++++ Record set ++++

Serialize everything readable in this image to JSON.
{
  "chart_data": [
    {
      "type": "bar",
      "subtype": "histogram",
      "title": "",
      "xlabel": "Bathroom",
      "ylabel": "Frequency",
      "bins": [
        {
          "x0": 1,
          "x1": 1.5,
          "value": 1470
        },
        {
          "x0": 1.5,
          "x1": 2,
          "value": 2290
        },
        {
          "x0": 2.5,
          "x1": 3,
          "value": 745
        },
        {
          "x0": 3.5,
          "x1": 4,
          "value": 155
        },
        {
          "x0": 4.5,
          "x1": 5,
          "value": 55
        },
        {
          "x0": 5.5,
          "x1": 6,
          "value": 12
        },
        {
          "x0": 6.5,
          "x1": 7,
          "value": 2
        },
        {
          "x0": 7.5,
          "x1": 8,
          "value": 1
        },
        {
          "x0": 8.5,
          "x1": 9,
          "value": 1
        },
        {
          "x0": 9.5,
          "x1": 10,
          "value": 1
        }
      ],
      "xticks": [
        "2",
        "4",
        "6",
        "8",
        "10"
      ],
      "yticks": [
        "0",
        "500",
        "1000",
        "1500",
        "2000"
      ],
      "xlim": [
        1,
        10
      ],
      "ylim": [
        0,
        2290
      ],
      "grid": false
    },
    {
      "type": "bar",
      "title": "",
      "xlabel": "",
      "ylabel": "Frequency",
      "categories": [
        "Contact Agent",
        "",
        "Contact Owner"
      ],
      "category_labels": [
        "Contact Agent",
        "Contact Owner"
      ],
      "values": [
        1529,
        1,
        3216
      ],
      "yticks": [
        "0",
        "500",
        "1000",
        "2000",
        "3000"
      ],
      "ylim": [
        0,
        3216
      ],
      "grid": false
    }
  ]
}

++++

→ **Directive**:
Extract every record and return it verbatim.

→ **Complete answer**:
Serialize everything readable in this image to JSON.
{
  "chart_data": [
    {
      "type": "bar",
      "subtype": "histogram",
      "title": "",
      "xlabel": "Bathroom",
      "ylabel": "Frequency",
      "bins": [
        {
          "x0": 1,
          "x1": 1.5,
          "value": 1470
        },
        {
          "x0": 1.5,
          "x1": 2,
          "value": 2290
        },
        {
          "x0": 2.5,
          "x1": 3,
          "value": 745
        },
        {
          "x0": 3.5,
          "x1": 4,
          "value": 155
        },
        {
          "x0": 4.5,
          "x1": 5,
          "value": 55
        },
        {
          "x0": 5.5,
          "x1": 6,
          "value": 12
        },
        {
          "x0": 6.5,
          "x1": 7,
          "value": 2
        },
        {
          "x0": 7.5,
          "x1": 8,
          "value": 1
        },
        {
          "x0": 8.5,
          "x1": 9,
          "value": 1
        },
        {
          "x0": 9.5,
          "x1": 10,
          "value": 1
        }
      ],
      "xticks": [
        "2",
        "4",
        "6",
        "8",
        "10"
      ],
      "yticks": [
        "0",
        "500",
        "1000",
        "1500",
        "2000"
      ],
      "xlim": [
        1,
        10
      ],
      "ylim": [
        0,
        2290
      ],
      "grid": false
    },
    {
      "type": "bar",
      "title": "",
      "xlabel": "",
      "ylabel": "Frequency",
      "categories": [
        "Contact Agent",
        "",
        "Contact Owner"
      ],
      "category_labels": [
        "Contact Agent",
        "Contact Owner"
      ],
      "values": [
        1529,
        1,
        3216
      ],
      "yticks": [
        "0",
        "500",
        "1000",
        "2000",
        "3000"
      ],
      "ylim": [
        0,
        3216
      ],
      "grid": false
    }
  ]
}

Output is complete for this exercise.